▶ _Data section_:

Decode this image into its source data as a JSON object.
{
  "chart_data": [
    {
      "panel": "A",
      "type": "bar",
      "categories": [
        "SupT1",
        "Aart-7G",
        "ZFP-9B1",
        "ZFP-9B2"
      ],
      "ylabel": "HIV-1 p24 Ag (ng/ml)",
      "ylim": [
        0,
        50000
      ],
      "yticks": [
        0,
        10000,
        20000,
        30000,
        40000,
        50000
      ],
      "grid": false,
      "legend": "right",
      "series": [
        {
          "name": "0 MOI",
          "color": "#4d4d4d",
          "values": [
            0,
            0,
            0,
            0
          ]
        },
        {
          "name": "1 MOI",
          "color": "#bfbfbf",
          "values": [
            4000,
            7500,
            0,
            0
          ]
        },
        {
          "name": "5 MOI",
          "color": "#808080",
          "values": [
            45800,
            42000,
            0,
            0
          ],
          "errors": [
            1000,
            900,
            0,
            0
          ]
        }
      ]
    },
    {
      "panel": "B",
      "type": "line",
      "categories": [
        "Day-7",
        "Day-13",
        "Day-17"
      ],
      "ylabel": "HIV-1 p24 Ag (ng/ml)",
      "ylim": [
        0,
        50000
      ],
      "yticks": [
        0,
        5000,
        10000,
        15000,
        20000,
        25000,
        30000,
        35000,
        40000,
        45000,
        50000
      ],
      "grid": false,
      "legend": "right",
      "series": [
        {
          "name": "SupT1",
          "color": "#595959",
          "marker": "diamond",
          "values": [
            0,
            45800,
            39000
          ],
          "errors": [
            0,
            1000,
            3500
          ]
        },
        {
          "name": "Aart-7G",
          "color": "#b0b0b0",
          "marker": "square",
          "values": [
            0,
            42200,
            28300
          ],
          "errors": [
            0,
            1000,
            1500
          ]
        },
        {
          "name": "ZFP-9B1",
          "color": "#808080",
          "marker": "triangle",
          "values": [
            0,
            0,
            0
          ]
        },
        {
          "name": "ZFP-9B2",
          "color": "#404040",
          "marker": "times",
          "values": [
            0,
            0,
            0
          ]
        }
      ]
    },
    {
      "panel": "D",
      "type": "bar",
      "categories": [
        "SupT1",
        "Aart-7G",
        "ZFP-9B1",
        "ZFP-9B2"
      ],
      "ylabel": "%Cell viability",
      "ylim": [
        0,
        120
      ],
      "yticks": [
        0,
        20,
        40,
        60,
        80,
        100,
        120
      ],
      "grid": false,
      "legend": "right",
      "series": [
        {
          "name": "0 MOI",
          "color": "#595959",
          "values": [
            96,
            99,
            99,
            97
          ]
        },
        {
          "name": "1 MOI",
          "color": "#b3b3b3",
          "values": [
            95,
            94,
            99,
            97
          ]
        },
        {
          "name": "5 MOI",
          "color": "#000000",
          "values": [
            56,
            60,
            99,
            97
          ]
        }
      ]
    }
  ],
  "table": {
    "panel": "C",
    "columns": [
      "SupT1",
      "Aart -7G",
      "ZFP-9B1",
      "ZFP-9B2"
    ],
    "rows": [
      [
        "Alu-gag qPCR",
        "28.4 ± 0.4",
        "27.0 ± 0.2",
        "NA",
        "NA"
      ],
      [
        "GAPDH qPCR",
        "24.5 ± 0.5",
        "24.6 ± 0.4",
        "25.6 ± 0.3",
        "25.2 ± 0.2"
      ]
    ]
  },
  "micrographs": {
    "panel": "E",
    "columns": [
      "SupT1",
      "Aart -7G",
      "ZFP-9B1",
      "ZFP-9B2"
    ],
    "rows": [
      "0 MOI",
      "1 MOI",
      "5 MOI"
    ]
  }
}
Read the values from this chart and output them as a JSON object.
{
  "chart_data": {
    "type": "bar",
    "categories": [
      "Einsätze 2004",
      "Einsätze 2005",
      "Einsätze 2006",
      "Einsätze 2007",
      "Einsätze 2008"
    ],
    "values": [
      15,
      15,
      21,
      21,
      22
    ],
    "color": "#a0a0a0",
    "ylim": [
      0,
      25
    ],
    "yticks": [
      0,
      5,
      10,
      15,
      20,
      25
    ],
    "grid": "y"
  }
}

--

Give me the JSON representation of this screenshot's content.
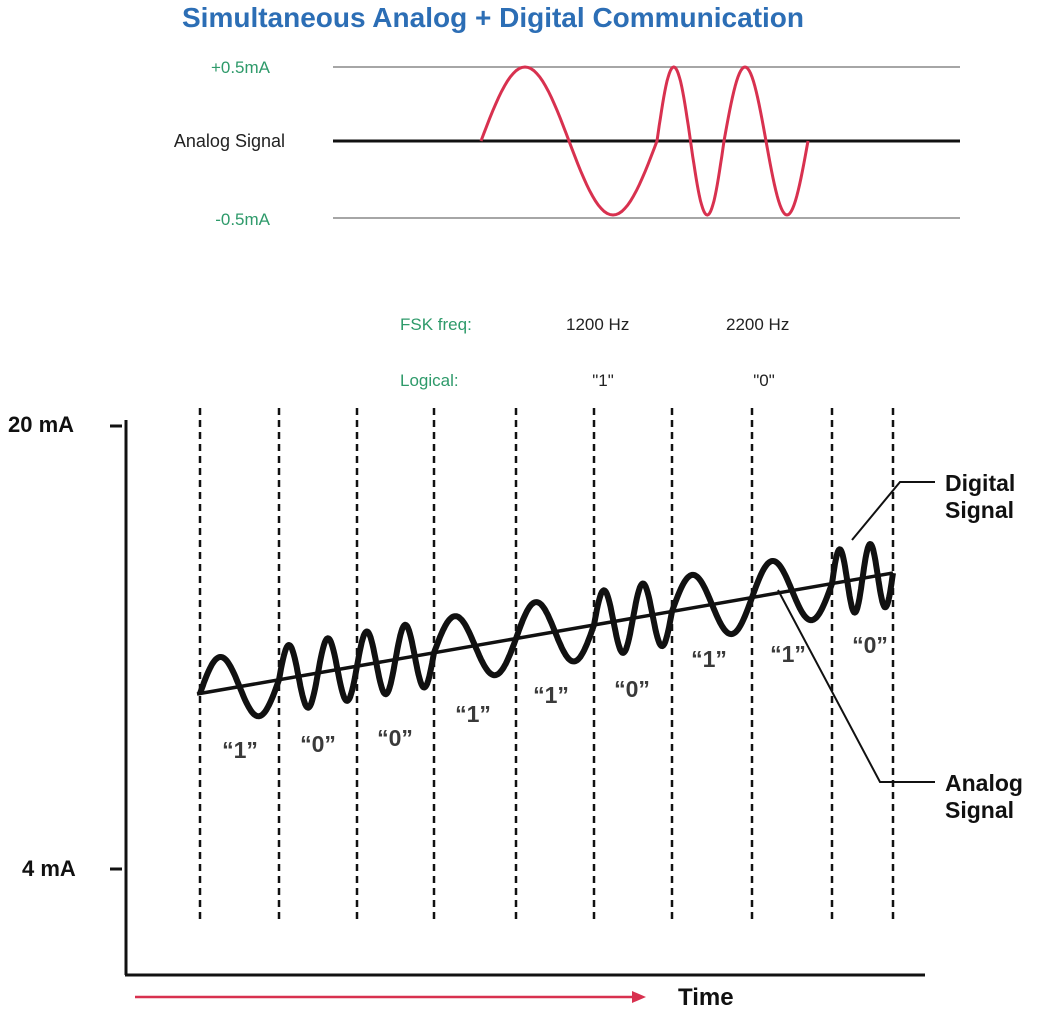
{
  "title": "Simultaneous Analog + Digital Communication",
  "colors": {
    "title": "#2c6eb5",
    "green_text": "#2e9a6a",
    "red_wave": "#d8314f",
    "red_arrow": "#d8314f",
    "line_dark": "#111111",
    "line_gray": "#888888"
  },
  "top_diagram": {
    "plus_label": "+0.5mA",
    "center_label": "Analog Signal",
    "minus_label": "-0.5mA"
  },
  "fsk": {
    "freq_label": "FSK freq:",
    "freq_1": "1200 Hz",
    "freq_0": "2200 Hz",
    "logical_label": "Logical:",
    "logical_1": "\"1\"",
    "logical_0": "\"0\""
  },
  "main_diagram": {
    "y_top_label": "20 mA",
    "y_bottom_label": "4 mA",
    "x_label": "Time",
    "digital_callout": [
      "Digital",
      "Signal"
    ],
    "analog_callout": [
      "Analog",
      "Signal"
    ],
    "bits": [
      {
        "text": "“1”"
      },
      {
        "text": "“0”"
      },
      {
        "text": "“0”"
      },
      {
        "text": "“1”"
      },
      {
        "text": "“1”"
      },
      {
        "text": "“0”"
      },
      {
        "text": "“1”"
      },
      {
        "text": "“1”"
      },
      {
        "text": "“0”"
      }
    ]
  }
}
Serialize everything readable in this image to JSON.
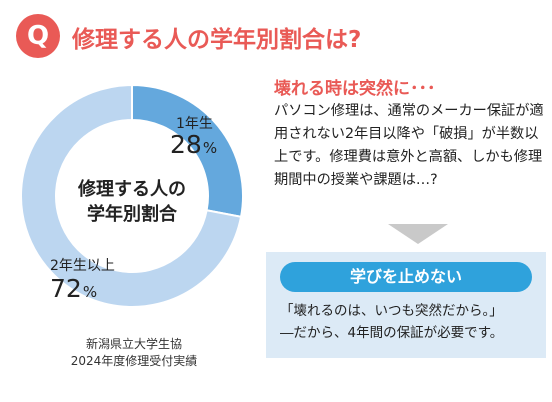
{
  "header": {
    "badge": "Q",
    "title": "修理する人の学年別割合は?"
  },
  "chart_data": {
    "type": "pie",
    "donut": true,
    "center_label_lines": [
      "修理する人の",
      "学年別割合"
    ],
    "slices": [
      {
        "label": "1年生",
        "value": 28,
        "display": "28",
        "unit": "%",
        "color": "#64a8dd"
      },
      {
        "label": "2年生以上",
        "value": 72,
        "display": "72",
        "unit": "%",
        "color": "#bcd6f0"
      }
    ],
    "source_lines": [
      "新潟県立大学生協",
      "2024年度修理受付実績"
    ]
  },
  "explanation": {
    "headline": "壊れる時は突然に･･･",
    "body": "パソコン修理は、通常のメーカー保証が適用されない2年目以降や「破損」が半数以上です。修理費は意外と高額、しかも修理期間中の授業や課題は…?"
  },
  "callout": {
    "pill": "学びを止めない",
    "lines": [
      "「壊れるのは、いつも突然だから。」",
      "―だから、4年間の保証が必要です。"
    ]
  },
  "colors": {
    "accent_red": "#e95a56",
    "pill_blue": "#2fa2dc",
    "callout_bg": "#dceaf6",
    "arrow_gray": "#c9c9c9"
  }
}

---

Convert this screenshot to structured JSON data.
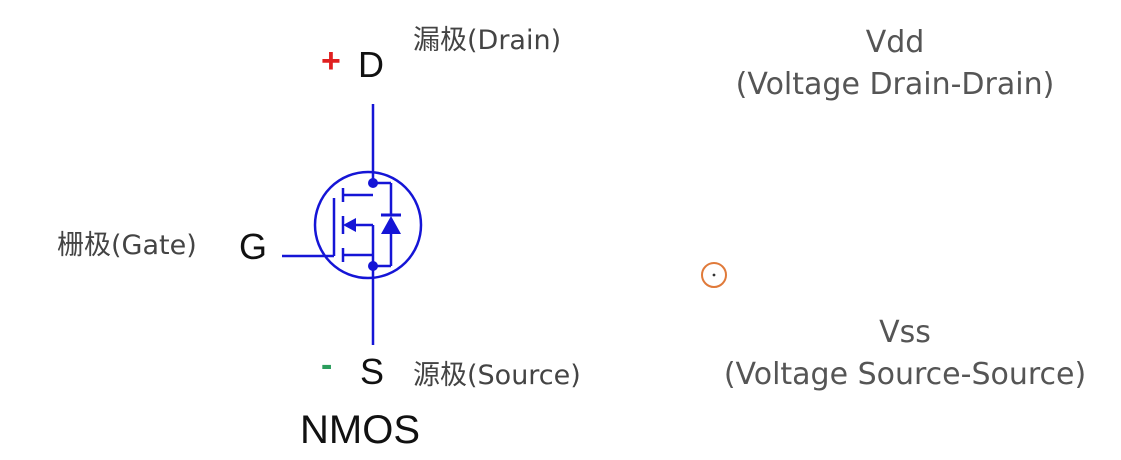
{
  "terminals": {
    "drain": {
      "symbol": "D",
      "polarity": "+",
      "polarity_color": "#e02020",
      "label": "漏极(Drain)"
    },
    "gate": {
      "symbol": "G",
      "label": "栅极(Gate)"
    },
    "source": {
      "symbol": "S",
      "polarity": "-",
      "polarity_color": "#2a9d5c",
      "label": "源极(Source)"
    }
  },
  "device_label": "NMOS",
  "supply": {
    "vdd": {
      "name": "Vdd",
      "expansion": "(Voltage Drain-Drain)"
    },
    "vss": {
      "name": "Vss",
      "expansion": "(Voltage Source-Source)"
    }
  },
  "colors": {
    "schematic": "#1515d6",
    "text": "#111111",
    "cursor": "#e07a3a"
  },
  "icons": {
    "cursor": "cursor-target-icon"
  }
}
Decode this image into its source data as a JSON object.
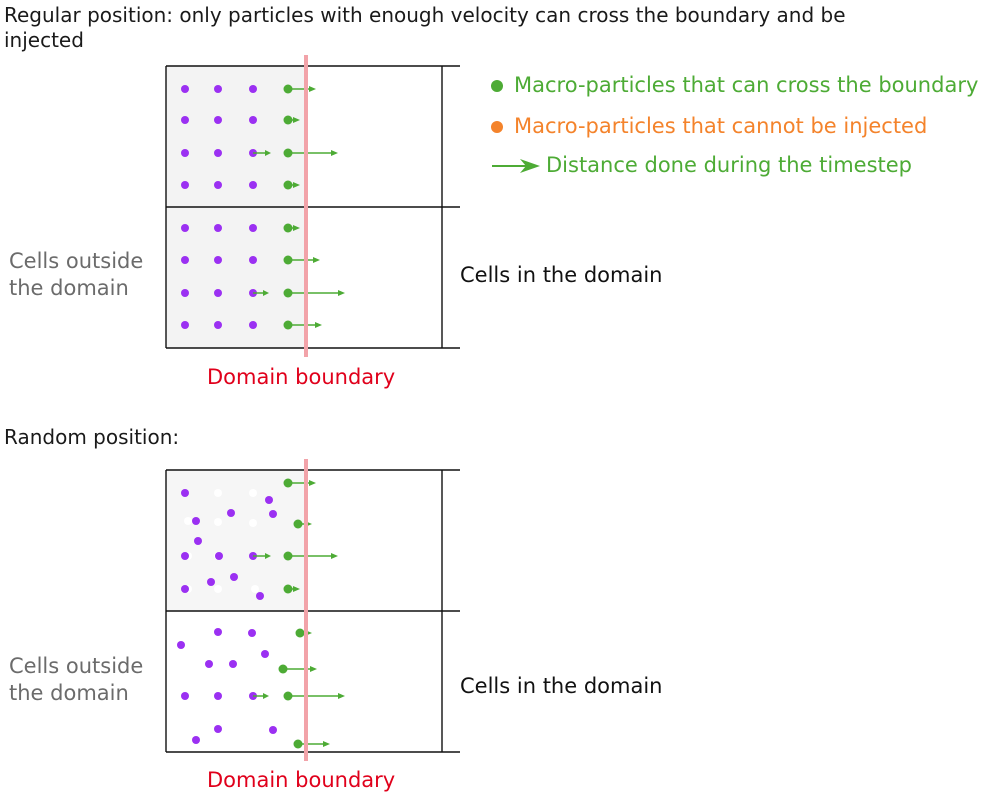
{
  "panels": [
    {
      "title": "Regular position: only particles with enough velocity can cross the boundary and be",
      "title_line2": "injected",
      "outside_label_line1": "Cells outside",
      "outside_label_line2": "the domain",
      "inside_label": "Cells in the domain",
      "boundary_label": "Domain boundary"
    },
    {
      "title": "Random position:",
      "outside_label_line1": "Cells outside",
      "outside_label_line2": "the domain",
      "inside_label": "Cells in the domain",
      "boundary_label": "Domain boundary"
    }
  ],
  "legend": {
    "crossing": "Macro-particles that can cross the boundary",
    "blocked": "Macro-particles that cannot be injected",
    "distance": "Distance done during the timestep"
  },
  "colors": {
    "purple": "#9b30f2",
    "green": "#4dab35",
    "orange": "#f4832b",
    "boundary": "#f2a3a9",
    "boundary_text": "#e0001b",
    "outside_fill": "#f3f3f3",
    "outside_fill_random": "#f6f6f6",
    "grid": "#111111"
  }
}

▶ _What the task asks_: Check the data for the word "Macro" and pull out the lines that have it.

▶ _Answer in full_:
    "crossing": "Macro-particles that can cross the boundary",
    "blocked": "Macro-particles that cannot be injected",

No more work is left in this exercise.